§ **Given problem**: Report all lines holding "سبيل".

§ **Stored records**:
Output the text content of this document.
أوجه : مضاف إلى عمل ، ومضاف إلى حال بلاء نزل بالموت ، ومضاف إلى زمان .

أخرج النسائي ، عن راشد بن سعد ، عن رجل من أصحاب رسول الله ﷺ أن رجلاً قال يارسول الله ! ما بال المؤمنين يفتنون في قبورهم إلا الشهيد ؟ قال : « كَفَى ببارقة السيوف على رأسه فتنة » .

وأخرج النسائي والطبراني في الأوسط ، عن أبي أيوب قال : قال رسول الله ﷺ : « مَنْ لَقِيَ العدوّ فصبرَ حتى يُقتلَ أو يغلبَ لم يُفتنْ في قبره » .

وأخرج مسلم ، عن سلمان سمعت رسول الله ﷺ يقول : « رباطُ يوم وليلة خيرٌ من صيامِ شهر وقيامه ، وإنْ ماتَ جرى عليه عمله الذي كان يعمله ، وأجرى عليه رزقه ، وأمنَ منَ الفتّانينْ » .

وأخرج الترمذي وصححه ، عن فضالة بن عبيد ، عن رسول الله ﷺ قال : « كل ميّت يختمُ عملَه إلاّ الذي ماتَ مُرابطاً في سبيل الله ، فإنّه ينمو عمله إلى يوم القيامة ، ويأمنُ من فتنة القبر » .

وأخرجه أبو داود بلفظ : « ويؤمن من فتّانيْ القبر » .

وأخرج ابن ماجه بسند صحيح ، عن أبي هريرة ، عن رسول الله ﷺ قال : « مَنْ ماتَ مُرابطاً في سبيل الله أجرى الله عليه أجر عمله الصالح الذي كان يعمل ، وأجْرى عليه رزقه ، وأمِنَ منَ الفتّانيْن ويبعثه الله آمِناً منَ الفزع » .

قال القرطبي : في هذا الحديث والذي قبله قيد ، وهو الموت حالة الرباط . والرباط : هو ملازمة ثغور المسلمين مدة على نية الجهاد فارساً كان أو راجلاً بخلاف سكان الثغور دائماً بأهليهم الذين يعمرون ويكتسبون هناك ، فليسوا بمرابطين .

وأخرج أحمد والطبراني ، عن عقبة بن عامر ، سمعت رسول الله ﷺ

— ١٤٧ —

§ **Result for this exercise**:
وأخرج الترمذي وصححه ، عن فضالة بن عبيد ، عن رسول الله ﷺ قال : « كل ميّت يختمُ عملَه إلاّ الذي ماتَ مُرابطاً في سبيل الله ، فإنّه ينمو عمله إلى يوم القيامة ، ويأمنُ من فتنة القبر » .
وأخرج ابن ماجه بسند صحيح ، عن أبي هريرة ، عن رسول الله ﷺ قال : « مَنْ ماتَ مُرابطاً في سبيل الله أجرى الله عليه أجر عمله الصالح الذي كان يعمل ، وأجْرى عليه رزقه ، وأمِنَ منَ الفتّانيْن ويبعثه الله آمِناً منَ الفزع » .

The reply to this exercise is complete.